BEGIN MATERIAL FOR THIS TASK

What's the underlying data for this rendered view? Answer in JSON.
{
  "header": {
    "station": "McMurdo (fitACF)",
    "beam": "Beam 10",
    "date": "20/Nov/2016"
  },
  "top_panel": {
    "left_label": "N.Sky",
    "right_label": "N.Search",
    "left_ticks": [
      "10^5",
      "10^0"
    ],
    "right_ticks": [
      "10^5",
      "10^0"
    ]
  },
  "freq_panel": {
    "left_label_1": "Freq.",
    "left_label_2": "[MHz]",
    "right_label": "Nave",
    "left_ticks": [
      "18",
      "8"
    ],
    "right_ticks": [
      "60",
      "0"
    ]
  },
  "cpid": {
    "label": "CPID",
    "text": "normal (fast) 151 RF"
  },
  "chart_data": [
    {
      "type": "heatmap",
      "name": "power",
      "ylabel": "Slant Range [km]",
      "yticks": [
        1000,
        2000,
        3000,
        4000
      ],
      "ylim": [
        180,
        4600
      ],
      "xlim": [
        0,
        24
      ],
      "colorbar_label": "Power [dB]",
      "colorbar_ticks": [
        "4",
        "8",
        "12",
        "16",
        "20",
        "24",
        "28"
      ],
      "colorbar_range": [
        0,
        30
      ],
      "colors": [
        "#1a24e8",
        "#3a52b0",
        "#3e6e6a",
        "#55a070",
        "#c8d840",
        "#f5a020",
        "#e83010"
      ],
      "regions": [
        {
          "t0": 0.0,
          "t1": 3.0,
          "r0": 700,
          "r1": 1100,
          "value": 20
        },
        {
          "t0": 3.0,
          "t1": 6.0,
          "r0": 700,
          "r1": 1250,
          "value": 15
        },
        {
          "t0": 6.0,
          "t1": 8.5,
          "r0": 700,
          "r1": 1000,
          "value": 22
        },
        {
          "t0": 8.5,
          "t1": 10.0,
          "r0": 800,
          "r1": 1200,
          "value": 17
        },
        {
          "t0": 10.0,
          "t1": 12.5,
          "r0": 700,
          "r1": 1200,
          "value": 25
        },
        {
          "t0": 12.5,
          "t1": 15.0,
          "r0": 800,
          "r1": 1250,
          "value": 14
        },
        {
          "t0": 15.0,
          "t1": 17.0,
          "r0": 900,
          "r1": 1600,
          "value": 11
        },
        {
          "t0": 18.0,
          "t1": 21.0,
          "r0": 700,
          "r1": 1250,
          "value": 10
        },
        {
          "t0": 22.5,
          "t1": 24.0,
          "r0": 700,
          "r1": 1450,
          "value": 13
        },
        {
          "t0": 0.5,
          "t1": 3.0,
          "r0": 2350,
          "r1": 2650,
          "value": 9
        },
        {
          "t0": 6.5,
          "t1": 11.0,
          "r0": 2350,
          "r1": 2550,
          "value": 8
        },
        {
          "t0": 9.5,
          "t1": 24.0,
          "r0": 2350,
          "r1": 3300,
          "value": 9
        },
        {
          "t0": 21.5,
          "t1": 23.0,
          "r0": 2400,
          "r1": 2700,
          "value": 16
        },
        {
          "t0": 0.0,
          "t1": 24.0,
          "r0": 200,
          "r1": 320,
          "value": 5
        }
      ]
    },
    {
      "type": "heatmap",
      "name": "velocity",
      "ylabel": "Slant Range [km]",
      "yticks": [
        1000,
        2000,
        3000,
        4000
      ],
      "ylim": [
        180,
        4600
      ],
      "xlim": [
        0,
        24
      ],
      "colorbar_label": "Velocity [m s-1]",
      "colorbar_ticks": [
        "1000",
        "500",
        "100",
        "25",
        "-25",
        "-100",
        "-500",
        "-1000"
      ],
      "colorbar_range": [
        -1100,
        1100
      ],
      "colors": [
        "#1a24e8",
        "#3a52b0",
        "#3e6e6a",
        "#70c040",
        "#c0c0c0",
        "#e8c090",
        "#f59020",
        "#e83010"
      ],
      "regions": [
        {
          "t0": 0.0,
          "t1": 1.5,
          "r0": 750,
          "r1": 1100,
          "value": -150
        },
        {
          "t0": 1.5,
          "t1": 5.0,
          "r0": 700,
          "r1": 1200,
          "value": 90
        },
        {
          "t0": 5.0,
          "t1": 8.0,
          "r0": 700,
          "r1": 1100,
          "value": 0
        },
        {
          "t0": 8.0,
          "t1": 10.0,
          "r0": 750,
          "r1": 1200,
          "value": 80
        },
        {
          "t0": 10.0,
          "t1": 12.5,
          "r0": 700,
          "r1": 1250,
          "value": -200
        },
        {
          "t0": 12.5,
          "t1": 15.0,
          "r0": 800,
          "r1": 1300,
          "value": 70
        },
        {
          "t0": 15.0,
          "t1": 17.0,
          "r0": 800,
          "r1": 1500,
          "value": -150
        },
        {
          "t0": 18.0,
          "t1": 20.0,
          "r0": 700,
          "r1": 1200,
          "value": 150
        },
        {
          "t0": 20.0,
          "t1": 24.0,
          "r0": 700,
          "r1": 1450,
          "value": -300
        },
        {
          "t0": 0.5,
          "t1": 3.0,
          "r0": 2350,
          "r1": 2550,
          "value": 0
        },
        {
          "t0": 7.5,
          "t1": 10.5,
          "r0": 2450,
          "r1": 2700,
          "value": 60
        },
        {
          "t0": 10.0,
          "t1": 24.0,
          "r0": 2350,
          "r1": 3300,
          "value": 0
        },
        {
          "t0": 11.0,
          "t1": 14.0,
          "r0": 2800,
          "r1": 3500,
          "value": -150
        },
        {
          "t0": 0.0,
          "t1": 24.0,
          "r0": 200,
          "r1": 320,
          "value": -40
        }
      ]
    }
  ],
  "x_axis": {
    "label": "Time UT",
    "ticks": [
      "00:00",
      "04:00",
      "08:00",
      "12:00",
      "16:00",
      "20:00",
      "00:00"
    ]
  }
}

END MATERIAL FOR THIS TASK

AIM - Retype all of the data shown above, word for word.

REPLY TO THE EXERCISE -
What's the underlying data for this rendered view? Answer in JSON.
{
  "header": {
    "station": "McMurdo (fitACF)",
    "beam": "Beam 10",
    "date": "20/Nov/2016"
  },
  "top_panel": {
    "left_label": "N.Sky",
    "right_label": "N.Search",
    "left_ticks": [
      "10^5",
      "10^0"
    ],
    "right_ticks": [
      "10^5",
      "10^0"
    ]
  },
  "freq_panel": {
    "left_label_1": "Freq.",
    "left_label_2": "[MHz]",
    "right_label": "Nave",
    "left_ticks": [
      "18",
      "8"
    ],
    "right_ticks": [
      "60",
      "0"
    ]
  },
  "cpid": {
    "label": "CPID",
    "text": "normal (fast) 151 RF"
  },
  "chart_data": [
    {
      "type": "heatmap",
      "name": "power",
      "ylabel": "Slant Range [km]",
      "yticks": [
        1000,
        2000,
        3000,
        4000
      ],
      "ylim": [
        180,
        4600
      ],
      "xlim": [
        0,
        24
      ],
      "colorbar_label": "Power [dB]",
      "colorbar_ticks": [
        "4",
        "8",
        "12",
        "16",
        "20",
        "24",
        "28"
      ],
      "colorbar_range": [
        0,
        30
      ],
      "colors": [
        "#1a24e8",
        "#3a52b0",
        "#3e6e6a",
        "#55a070",
        "#c8d840",
        "#f5a020",
        "#e83010"
      ],
      "regions": [
        {
          "t0": 0.0,
          "t1": 3.0,
          "r0": 700,
          "r1": 1100,
          "value": 20
        },
        {
          "t0": 3.0,
          "t1": 6.0,
          "r0": 700,
          "r1": 1250,
          "value": 15
        },
        {
          "t0": 6.0,
          "t1": 8.5,
          "r0": 700,
          "r1": 1000,
          "value": 22
        },
        {
          "t0": 8.5,
          "t1": 10.0,
          "r0": 800,
          "r1": 1200,
          "value": 17
        },
        {
          "t0": 10.0,
          "t1": 12.5,
          "r0": 700,
          "r1": 1200,
          "value": 25
        },
        {
          "t0": 12.5,
          "t1": 15.0,
          "r0": 800,
          "r1": 1250,
          "value": 14
        },
        {
          "t0": 15.0,
          "t1": 17.0,
          "r0": 900,
          "r1": 1600,
          "value": 11
        },
        {
          "t0": 18.0,
          "t1": 21.0,
          "r0": 700,
          "r1": 1250,
          "value": 10
        },
        {
          "t0": 22.5,
          "t1": 24.0,
          "r0": 700,
          "r1": 1450,
          "value": 13
        },
        {
          "t0": 0.5,
          "t1": 3.0,
          "r0": 2350,
          "r1": 2650,
          "value": 9
        },
        {
          "t0": 6.5,
          "t1": 11.0,
          "r0": 2350,
          "r1": 2550,
          "value": 8
        },
        {
          "t0": 9.5,
          "t1": 24.0,
          "r0": 2350,
          "r1": 3300,
          "value": 9
        },
        {
          "t0": 21.5,
          "t1": 23.0,
          "r0": 2400,
          "r1": 2700,
          "value": 16
        },
        {
          "t0": 0.0,
          "t1": 24.0,
          "r0": 200,
          "r1": 320,
          "value": 5
        }
      ]
    },
    {
      "type": "heatmap",
      "name": "velocity",
      "ylabel": "Slant Range [km]",
      "yticks": [
        1000,
        2000,
        3000,
        4000
      ],
      "ylim": [
        180,
        4600
      ],
      "xlim": [
        0,
        24
      ],
      "colorbar_label": "Velocity [m s-1]",
      "colorbar_ticks": [
        "1000",
        "500",
        "100",
        "25",
        "-25",
        "-100",
        "-500",
        "-1000"
      ],
      "colorbar_range": [
        -1100,
        1100
      ],
      "colors": [
        "#1a24e8",
        "#3a52b0",
        "#3e6e6a",
        "#70c040",
        "#c0c0c0",
        "#e8c090",
        "#f59020",
        "#e83010"
      ],
      "regions": [
        {
          "t0": 0.0,
          "t1": 1.5,
          "r0": 750,
          "r1": 1100,
          "value": -150
        },
        {
          "t0": 1.5,
          "t1": 5.0,
          "r0": 700,
          "r1": 1200,
          "value": 90
        },
        {
          "t0": 5.0,
          "t1": 8.0,
          "r0": 700,
          "r1": 1100,
          "value": 0
        },
        {
          "t0": 8.0,
          "t1": 10.0,
          "r0": 750,
          "r1": 1200,
          "value": 80
        },
        {
          "t0": 10.0,
          "t1": 12.5,
          "r0": 700,
          "r1": 1250,
          "value": -200
        },
        {
          "t0": 12.5,
          "t1": 15.0,
          "r0": 800,
          "r1": 1300,
          "value": 70
        },
        {
          "t0": 15.0,
          "t1": 17.0,
          "r0": 800,
          "r1": 1500,
          "value": -150
        },
        {
          "t0": 18.0,
          "t1": 20.0,
          "r0": 700,
          "r1": 1200,
          "value": 150
        },
        {
          "t0": 20.0,
          "t1": 24.0,
          "r0": 700,
          "r1": 1450,
          "value": -300
        },
        {
          "t0": 0.5,
          "t1": 3.0,
          "r0": 2350,
          "r1": 2550,
          "value": 0
        },
        {
          "t0": 7.5,
          "t1": 10.5,
          "r0": 2450,
          "r1": 2700,
          "value": 60
        },
        {
          "t0": 10.0,
          "t1": 24.0,
          "r0": 2350,
          "r1": 3300,
          "value": 0
        },
        {
          "t0": 11.0,
          "t1": 14.0,
          "r0": 2800,
          "r1": 3500,
          "value": -150
        },
        {
          "t0": 0.0,
          "t1": 24.0,
          "r0": 200,
          "r1": 320,
          "value": -40
        }
      ]
    }
  ],
  "x_axis": {
    "label": "Time UT",
    "ticks": [
      "00:00",
      "04:00",
      "08:00",
      "12:00",
      "16:00",
      "20:00",
      "00:00"
    ]
  }
}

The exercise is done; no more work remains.